>> START RAW DATA

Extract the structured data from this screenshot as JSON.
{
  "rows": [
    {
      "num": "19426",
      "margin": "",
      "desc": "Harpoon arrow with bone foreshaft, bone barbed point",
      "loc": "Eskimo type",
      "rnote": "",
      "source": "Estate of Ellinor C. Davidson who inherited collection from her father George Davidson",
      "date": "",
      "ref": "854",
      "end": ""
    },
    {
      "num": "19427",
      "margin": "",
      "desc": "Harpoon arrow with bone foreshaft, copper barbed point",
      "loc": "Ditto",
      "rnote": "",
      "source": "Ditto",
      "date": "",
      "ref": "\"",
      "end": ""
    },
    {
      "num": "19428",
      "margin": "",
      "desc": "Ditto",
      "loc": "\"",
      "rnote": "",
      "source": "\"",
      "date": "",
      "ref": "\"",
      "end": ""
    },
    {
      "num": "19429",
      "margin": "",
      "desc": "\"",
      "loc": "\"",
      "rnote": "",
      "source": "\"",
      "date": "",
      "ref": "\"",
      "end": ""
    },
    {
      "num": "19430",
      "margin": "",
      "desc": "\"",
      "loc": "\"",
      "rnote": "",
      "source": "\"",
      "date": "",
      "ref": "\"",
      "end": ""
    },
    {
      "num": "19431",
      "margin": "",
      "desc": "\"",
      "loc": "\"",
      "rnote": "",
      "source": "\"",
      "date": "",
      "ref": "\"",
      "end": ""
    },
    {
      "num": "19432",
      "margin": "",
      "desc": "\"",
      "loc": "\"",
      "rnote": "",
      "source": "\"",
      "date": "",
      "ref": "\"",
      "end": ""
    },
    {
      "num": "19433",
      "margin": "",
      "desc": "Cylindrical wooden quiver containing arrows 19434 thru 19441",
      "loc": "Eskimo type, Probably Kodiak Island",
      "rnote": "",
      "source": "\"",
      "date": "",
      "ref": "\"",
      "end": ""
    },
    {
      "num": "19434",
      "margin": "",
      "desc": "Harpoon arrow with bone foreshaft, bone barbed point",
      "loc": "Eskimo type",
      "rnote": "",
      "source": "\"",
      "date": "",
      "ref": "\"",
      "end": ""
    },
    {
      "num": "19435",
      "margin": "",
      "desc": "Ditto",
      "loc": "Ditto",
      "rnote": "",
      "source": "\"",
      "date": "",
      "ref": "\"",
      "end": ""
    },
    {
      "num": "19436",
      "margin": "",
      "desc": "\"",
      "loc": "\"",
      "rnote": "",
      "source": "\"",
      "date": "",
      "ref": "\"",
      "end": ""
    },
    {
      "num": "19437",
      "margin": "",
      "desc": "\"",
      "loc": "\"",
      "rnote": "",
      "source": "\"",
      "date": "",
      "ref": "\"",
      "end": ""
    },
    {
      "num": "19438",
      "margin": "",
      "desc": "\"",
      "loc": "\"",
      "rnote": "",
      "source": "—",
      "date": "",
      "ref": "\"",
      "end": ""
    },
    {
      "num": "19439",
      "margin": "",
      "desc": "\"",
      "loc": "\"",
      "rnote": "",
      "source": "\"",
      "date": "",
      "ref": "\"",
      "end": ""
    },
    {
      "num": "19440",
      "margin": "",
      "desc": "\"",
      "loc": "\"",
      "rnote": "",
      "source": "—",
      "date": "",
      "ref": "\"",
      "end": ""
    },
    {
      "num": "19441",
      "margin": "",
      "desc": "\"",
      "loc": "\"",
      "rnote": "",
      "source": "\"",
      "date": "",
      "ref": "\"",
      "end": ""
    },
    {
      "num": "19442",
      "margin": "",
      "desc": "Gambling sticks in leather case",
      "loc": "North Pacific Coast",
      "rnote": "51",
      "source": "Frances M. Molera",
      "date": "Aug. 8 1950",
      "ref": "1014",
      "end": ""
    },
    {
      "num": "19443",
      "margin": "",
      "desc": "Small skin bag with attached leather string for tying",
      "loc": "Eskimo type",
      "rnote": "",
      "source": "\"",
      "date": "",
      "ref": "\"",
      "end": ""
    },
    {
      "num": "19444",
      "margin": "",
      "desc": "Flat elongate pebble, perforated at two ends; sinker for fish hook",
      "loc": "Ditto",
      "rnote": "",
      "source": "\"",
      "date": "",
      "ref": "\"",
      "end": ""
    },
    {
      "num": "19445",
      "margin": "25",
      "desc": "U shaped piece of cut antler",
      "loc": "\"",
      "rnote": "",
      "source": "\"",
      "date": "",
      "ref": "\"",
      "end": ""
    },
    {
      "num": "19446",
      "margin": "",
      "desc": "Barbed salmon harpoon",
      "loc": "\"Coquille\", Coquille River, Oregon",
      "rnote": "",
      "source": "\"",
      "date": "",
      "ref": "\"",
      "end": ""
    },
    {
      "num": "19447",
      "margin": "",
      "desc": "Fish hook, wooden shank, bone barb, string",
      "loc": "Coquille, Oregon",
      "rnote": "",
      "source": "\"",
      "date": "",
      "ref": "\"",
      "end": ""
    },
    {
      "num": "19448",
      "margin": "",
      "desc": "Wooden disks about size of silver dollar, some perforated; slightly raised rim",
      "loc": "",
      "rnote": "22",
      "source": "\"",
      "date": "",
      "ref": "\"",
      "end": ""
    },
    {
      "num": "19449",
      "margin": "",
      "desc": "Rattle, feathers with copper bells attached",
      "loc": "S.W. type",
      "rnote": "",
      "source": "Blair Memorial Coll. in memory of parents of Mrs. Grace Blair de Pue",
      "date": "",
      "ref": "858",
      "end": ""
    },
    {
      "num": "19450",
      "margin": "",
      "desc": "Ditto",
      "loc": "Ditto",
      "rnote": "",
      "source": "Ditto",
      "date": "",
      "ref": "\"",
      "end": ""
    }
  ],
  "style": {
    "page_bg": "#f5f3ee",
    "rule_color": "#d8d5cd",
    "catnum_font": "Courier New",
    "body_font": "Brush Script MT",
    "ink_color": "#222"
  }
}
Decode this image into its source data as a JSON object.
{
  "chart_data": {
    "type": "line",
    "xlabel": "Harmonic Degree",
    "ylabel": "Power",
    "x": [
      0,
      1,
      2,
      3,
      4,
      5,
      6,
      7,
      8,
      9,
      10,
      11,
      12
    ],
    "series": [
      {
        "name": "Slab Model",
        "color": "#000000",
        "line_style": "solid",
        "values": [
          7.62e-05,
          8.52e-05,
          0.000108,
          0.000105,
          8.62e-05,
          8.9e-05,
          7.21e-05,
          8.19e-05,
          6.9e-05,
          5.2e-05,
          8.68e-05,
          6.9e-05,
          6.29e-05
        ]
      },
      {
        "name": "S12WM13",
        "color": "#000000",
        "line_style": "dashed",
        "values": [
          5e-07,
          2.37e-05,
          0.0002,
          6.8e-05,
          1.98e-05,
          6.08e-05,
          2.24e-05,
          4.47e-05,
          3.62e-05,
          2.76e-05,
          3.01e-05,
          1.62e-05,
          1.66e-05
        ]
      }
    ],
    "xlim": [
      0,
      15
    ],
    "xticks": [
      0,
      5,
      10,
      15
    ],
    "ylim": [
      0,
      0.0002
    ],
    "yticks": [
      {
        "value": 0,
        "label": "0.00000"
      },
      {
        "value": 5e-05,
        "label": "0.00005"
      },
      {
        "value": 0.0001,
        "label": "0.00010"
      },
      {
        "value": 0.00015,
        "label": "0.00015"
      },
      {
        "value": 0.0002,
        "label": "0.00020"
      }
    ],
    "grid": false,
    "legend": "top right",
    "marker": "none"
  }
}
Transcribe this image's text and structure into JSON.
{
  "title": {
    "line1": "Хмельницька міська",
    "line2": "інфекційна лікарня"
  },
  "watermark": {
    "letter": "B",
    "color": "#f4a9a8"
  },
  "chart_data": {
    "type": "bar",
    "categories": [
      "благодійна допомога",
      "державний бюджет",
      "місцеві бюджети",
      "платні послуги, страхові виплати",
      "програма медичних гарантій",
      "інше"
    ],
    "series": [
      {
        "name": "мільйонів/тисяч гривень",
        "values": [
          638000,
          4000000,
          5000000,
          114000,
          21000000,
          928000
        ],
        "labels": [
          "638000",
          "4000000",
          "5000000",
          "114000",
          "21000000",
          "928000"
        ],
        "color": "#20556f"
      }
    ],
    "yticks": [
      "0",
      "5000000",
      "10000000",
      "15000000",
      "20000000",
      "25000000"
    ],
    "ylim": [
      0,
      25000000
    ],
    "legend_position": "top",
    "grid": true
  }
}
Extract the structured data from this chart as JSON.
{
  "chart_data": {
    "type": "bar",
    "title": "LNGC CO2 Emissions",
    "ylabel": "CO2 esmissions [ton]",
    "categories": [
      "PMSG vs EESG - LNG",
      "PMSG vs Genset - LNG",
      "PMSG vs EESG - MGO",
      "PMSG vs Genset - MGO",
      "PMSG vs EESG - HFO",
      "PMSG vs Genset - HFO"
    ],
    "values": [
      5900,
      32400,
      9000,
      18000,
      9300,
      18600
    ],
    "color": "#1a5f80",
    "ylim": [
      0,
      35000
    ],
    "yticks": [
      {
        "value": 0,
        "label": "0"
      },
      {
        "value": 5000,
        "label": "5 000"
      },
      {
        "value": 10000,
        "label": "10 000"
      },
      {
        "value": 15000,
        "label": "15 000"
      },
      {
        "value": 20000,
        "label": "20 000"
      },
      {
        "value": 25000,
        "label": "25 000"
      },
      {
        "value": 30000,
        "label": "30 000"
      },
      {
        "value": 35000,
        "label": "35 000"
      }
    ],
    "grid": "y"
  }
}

>> END RAW DATA

▸ **GIVEN REQUEST**: Quote the lines of the listing above that run from the line with "Extract the structured data from this chart" through its last line, both included, and nothing else.

▸ **WRITTEN RESPONSE**:
Extract the structured data from this chart as JSON.
{
  "chart_data": {
    "type": "bar",
    "title": "LNGC CO2 Emissions",
    "ylabel": "CO2 esmissions [ton]",
    "categories": [
      "PMSG vs EESG - LNG",
      "PMSG vs Genset - LNG",
      "PMSG vs EESG - MGO",
      "PMSG vs Genset - MGO",
      "PMSG vs EESG - HFO",
      "PMSG vs Genset - HFO"
    ],
    "values": [
      5900,
      32400,
      9000,
      18000,
      9300,
      18600
    ],
    "color": "#1a5f80",
    "ylim": [
      0,
      35000
    ],
    "yticks": [
      {
        "value": 0,
        "label": "0"
      },
      {
        "value": 5000,
        "label": "5 000"
      },
      {
        "value": 10000,
        "label": "10 000"
      },
      {
        "value": 15000,
        "label": "15 000"
      },
      {
        "value": 20000,
        "label": "20 000"
      },
      {
        "value": 25000,
        "label": "25 000"
      },
      {
        "value": 30000,
        "label": "30 000"
      },
      {
        "value": 35000,
        "label": "35 000"
      }
    ],
    "grid": "y"
  }
}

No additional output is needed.